» SHORT EXERCISE: For the data that follows, report how many lines contain the word "playing", and nothing else.
* * *
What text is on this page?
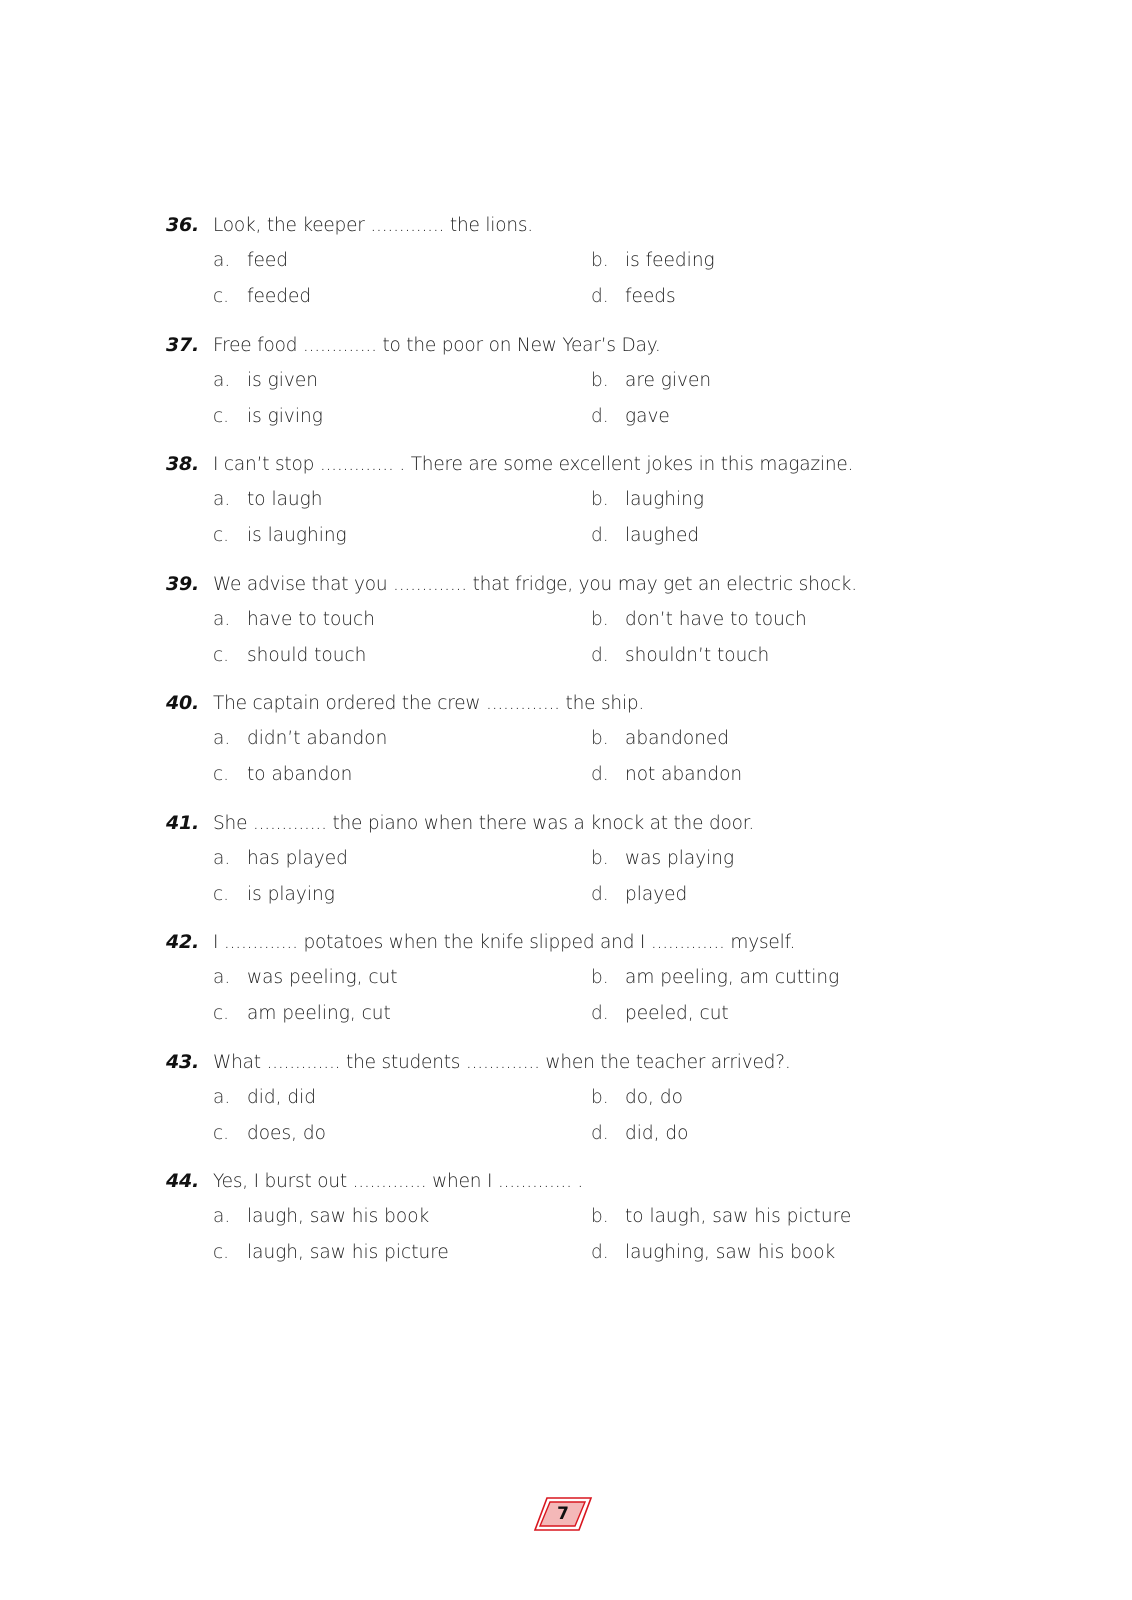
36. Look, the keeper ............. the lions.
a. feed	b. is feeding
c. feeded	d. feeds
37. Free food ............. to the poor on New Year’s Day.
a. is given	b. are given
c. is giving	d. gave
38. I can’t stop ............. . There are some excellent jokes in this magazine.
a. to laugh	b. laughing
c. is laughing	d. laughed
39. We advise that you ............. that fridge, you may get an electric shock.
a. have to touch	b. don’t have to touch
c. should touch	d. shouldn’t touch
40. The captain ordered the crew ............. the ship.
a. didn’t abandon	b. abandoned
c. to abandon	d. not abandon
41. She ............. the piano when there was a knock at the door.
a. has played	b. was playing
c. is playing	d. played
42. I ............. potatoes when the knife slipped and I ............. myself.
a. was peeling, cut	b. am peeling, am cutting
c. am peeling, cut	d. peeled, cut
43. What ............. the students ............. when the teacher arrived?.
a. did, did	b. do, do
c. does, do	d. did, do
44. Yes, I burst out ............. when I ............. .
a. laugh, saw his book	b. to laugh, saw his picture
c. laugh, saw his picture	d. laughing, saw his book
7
* * *
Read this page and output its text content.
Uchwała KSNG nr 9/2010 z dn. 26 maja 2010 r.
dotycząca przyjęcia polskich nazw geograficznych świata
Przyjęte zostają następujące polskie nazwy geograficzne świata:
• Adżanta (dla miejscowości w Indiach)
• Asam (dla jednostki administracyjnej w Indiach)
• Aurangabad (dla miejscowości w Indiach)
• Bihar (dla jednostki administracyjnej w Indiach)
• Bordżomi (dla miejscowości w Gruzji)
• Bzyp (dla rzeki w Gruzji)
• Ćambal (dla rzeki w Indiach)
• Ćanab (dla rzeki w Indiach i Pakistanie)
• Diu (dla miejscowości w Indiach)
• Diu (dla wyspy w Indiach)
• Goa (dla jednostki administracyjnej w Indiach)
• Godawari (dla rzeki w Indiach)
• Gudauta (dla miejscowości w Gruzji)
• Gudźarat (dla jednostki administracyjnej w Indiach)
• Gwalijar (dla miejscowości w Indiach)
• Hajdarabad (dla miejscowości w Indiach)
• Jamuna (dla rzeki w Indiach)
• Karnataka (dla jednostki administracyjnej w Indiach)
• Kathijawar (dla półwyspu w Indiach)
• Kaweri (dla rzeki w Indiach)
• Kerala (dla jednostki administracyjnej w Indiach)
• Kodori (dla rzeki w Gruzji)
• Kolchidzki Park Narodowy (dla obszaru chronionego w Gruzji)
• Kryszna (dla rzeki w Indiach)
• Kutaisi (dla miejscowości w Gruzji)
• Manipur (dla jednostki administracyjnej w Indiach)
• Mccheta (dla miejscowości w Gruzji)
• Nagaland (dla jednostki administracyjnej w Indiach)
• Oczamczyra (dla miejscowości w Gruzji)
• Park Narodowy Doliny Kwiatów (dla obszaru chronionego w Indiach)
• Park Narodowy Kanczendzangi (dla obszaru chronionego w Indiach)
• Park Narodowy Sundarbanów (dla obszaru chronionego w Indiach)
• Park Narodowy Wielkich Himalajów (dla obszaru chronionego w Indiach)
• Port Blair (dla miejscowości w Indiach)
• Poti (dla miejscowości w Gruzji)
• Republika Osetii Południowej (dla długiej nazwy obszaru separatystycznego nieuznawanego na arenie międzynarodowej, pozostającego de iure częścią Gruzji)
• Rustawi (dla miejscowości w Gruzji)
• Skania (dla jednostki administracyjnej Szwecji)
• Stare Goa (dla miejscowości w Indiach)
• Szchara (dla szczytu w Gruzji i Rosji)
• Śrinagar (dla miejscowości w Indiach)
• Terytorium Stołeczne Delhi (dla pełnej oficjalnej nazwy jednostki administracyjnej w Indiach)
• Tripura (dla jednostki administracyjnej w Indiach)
* * *
» EXERCISE RESULT: 2